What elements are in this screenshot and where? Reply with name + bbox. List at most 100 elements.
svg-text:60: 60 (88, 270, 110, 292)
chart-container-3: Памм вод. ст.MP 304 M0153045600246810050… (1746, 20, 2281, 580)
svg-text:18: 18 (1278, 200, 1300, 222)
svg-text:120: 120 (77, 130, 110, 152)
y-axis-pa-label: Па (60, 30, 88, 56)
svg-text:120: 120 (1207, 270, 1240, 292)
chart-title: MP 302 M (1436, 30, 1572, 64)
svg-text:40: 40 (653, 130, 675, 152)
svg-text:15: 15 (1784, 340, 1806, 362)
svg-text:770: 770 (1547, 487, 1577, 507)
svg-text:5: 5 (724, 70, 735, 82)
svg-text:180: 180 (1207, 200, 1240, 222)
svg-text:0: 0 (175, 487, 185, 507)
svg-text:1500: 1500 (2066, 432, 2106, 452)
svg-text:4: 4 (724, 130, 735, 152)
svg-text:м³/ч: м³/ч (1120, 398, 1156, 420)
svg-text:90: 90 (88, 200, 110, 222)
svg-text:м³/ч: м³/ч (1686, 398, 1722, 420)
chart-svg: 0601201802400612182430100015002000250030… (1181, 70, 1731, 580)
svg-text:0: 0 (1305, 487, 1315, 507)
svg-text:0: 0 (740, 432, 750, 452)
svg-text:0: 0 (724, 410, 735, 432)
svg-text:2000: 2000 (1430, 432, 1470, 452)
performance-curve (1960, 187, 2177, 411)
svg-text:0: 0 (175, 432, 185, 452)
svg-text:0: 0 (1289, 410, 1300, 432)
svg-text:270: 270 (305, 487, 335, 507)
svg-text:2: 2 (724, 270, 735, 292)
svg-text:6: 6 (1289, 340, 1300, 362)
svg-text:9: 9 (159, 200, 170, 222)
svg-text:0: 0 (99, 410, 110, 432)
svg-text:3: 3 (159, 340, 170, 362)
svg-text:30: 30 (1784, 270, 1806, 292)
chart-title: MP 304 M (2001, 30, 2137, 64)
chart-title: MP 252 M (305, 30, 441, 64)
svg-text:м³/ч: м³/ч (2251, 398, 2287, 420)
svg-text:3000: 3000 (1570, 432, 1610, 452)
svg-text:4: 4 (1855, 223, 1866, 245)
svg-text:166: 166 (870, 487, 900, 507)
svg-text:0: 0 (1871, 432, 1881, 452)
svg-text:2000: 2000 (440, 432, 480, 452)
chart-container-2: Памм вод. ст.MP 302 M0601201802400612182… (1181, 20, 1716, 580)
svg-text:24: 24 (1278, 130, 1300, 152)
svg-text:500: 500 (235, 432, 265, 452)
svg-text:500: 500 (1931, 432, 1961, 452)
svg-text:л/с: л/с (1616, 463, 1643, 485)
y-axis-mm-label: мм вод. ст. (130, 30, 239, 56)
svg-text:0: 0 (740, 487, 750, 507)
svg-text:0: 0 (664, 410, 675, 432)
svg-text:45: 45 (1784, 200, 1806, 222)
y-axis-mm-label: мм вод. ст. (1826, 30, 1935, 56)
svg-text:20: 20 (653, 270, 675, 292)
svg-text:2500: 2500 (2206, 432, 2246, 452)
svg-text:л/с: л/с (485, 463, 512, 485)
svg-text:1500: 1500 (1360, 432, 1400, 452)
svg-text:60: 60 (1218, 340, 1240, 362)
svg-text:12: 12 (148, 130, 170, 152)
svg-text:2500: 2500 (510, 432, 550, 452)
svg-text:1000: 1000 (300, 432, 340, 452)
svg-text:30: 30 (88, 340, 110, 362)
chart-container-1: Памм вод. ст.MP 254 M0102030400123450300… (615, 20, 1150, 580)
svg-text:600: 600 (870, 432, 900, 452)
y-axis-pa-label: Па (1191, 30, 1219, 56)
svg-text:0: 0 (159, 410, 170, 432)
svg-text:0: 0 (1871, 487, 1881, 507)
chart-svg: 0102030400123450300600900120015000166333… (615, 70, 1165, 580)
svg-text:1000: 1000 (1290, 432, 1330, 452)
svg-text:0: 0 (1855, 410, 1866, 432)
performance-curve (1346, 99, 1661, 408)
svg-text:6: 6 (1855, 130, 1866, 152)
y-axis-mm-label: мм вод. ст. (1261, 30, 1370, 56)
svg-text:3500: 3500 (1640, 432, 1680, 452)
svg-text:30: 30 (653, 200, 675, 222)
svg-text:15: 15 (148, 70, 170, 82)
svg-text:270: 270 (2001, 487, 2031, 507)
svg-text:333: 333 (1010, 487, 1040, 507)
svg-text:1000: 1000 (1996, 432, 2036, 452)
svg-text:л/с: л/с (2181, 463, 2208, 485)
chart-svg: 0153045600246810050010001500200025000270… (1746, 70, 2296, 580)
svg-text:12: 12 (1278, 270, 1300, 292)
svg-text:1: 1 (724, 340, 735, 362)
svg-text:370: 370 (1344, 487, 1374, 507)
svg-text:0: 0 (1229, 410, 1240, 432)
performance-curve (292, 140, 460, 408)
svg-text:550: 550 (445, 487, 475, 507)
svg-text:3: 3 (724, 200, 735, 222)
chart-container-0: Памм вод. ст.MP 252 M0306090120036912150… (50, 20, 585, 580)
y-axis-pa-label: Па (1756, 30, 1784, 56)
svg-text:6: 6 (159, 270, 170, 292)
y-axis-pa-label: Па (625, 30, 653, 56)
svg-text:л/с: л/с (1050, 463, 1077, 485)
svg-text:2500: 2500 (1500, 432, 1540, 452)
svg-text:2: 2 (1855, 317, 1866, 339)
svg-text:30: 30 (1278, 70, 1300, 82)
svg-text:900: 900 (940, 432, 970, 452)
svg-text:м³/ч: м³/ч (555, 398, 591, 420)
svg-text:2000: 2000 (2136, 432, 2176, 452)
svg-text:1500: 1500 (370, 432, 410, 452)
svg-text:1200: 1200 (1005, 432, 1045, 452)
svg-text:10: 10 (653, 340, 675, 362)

§ **Aim of the exercise**
Can you write out every line of the records above as a numbered list, leaving out any blank lines?

§ **Output below**
1. What elements are in this screenshot and where? Reply with name + bbox. List at most 100 elements.
2. svg-text:60: 60 (88, 270, 110, 292)
3. chart-container-3: Памм вод. ст.MP 304 M0153045600246810050… (1746, 20, 2281, 580)
4. svg-text:18: 18 (1278, 200, 1300, 222)
5. svg-text:120: 120 (77, 130, 110, 152)
6. y-axis-pa-label: Па (60, 30, 88, 56)
7. svg-text:120: 120 (1207, 270, 1240, 292)
8. chart-title: MP 302 M (1436, 30, 1572, 64)
9. svg-text:40: 40 (653, 130, 675, 152)
10. svg-text:15: 15 (1784, 340, 1806, 362)
11. svg-text:770: 770 (1547, 487, 1577, 507)
12. svg-text:5: 5 (724, 70, 735, 82)
13. svg-text:180: 180 (1207, 200, 1240, 222)
14. svg-text:0: 0 (175, 487, 185, 507)
15. svg-text:1500: 1500 (2066, 432, 2106, 452)
16. svg-text:4: 4 (724, 130, 735, 152)
17. svg-text:м³/ч: м³/ч (1120, 398, 1156, 420)
18. svg-text:90: 90 (88, 200, 110, 222)
19. svg-text:м³/ч: м³/ч (1686, 398, 1722, 420)
20. chart-svg: 0601201802400612182430100015002000250030… (1181, 70, 1731, 580)
21. svg-text:0: 0 (1305, 487, 1315, 507)
22. svg-text:0: 0 (740, 432, 750, 452)
23. svg-text:0: 0 (724, 410, 735, 432)
24. svg-text:2000: 2000 (1430, 432, 1470, 452)
25. performance-curve (1960, 187, 2177, 411)
26. svg-text:0: 0 (175, 432, 185, 452)
27. svg-text:0: 0 (1289, 410, 1300, 432)
28. svg-text:270: 270 (305, 487, 335, 507)
29. svg-text:2: 2 (724, 270, 735, 292)
30. svg-text:6: 6 (1289, 340, 1300, 362)
31. svg-text:9: 9 (159, 200, 170, 222)
32. svg-text:0: 0 (99, 410, 110, 432)
33. svg-text:3: 3 (159, 340, 170, 362)
34. svg-text:30: 30 (1784, 270, 1806, 292)
35. chart-title: MP 304 M (2001, 30, 2137, 64)
36. chart-title: MP 252 M (305, 30, 441, 64)
37. svg-text:м³/ч: м³/ч (2251, 398, 2287, 420)
38. svg-text:3000: 3000 (1570, 432, 1610, 452)
39. svg-text:4: 4 (1855, 223, 1866, 245)
40. svg-text:166: 166 (870, 487, 900, 507)
41. svg-text:0: 0 (1871, 432, 1881, 452)
42. svg-text:2000: 2000 (440, 432, 480, 452)
43. chart-container-2: Памм вод. ст.MP 302 M0601201802400612182… (1181, 20, 1716, 580)
44. svg-text:24: 24 (1278, 130, 1300, 152)
45. svg-text:500: 500 (235, 432, 265, 452)
46. svg-text:500: 500 (1931, 432, 1961, 452)
47. svg-text:л/с: л/с (1616, 463, 1643, 485)
48. y-axis-mm-label: мм вод. ст. (130, 30, 239, 56)
49. svg-text:0: 0 (740, 487, 750, 507)
50. svg-text:0: 0 (664, 410, 675, 432)
51. svg-text:45: 45 (1784, 200, 1806, 222)
52. y-axis-mm-label: мм вод. ст. (1826, 30, 1935, 56)
53. svg-text:20: 20 (653, 270, 675, 292)
54. svg-text:2500: 2500 (2206, 432, 2246, 452)
55. svg-text:л/с: л/с (485, 463, 512, 485)
56. svg-text:1500: 1500 (1360, 432, 1400, 452)
57. svg-text:60: 60 (1218, 340, 1240, 362)
58. svg-text:12: 12 (148, 130, 170, 152)
59. svg-text:2500: 2500 (510, 432, 550, 452)
60. svg-text:1000: 1000 (300, 432, 340, 452)
61. svg-text:30: 30 (88, 340, 110, 362)
62. chart-container-1: Памм вод. ст.MP 254 M0102030400123450300… (615, 20, 1150, 580)
63. svg-text:600: 600 (870, 432, 900, 452)
64. y-axis-pa-label: Па (1191, 30, 1219, 56)
65. svg-text:0: 0 (159, 410, 170, 432)
66. svg-text:0: 0 (1871, 487, 1881, 507)
67. chart-svg: 0102030400123450300600900120015000166333… (615, 70, 1165, 580)
68. svg-text:1000: 1000 (1290, 432, 1330, 452)
69. svg-text:0: 0 (1855, 410, 1866, 432)
70. performance-curve (1346, 99, 1661, 408)
71. svg-text:6: 6 (1855, 130, 1866, 152)
72. y-axis-mm-label: мм вод. ст. (1261, 30, 1370, 56)
73. svg-text:3500: 3500 (1640, 432, 1680, 452)
74. svg-text:30: 30 (653, 200, 675, 222)
75. svg-text:15: 15 (148, 70, 170, 82)
76. svg-text:270: 270 (2001, 487, 2031, 507)
77. svg-text:333: 333 (1010, 487, 1040, 507)
78. svg-text:1000: 1000 (1996, 432, 2036, 452)
79. svg-text:л/с: л/с (2181, 463, 2208, 485)
80. chart-svg: 0153045600246810050010001500200025000270… (1746, 70, 2296, 580)
81. svg-text:12: 12 (1278, 270, 1300, 292)
82. svg-text:1: 1 (724, 340, 735, 362)
83. svg-text:370: 370 (1344, 487, 1374, 507)
84. svg-text:0: 0 (1229, 410, 1240, 432)
85. performance-curve (292, 140, 460, 408)
86. svg-text:550: 550 (445, 487, 475, 507)
87. svg-text:3: 3 (724, 200, 735, 222)
88. chart-container-0: Памм вод. ст.MP 252 M0306090120036912150… (50, 20, 585, 580)
89. y-axis-pa-label: Па (1756, 30, 1784, 56)
90. svg-text:6: 6 (159, 270, 170, 292)
91. y-axis-pa-label: Па (625, 30, 653, 56)
92. svg-text:л/с: л/с (1050, 463, 1077, 485)
93. svg-text:2500: 2500 (1500, 432, 1540, 452)
94. svg-text:2: 2 (1855, 317, 1866, 339)
95. svg-text:30: 30 (1278, 70, 1300, 82)
96. svg-text:900: 900 (940, 432, 970, 452)
97. svg-text:м³/ч: м³/ч (555, 398, 591, 420)
98. svg-text:2000: 2000 (2136, 432, 2176, 452)
99. svg-text:1500: 1500 (370, 432, 410, 452)
100. svg-text:1200: 1200 (1005, 432, 1045, 452)
101. svg-text:10: 10 (653, 340, 675, 362)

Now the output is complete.